**AIM**
Repeat all of the data precisely.

**DATA LISTING**
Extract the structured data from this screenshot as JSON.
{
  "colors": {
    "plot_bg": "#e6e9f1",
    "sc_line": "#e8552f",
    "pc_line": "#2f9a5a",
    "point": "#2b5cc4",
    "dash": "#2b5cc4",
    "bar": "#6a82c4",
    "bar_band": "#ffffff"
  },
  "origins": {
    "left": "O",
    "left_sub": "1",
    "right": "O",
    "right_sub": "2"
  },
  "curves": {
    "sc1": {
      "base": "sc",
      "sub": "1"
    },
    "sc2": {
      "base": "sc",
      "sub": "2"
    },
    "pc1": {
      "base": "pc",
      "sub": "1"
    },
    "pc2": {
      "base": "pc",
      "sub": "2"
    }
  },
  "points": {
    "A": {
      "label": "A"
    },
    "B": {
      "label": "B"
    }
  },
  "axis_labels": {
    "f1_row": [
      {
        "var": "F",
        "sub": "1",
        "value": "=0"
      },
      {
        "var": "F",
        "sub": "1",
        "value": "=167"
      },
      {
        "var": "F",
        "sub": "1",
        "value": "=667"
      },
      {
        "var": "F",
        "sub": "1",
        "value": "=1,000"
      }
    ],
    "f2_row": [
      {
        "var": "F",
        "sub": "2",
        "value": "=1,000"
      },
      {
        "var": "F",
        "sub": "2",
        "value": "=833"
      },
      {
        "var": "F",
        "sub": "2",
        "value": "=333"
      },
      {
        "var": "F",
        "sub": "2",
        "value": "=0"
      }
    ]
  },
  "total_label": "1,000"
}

**EXERCISE SOLUTION**
Extract the structured data from this screenshot as JSON.
{
  "colors": {
    "plot_bg": "#e6e9f1",
    "sc_line": "#e8552f",
    "pc_line": "#2f9a5a",
    "point": "#2b5cc4",
    "dash": "#2b5cc4",
    "bar": "#6a82c4",
    "bar_band": "#ffffff"
  },
  "origins": {
    "left": "O",
    "left_sub": "1",
    "right": "O",
    "right_sub": "2"
  },
  "curves": {
    "sc1": {
      "base": "sc",
      "sub": "1"
    },
    "sc2": {
      "base": "sc",
      "sub": "2"
    },
    "pc1": {
      "base": "pc",
      "sub": "1"
    },
    "pc2": {
      "base": "pc",
      "sub": "2"
    }
  },
  "points": {
    "A": {
      "label": "A"
    },
    "B": {
      "label": "B"
    }
  },
  "axis_labels": {
    "f1_row": [
      {
        "var": "F",
        "sub": "1",
        "value": "=0"
      },
      {
        "var": "F",
        "sub": "1",
        "value": "=167"
      },
      {
        "var": "F",
        "sub": "1",
        "value": "=667"
      },
      {
        "var": "F",
        "sub": "1",
        "value": "=1,000"
      }
    ],
    "f2_row": [
      {
        "var": "F",
        "sub": "2",
        "value": "=1,000"
      },
      {
        "var": "F",
        "sub": "2",
        "value": "=833"
      },
      {
        "var": "F",
        "sub": "2",
        "value": "=333"
      },
      {
        "var": "F",
        "sub": "2",
        "value": "=0"
      }
    ]
  },
  "total_label": "1,000"
}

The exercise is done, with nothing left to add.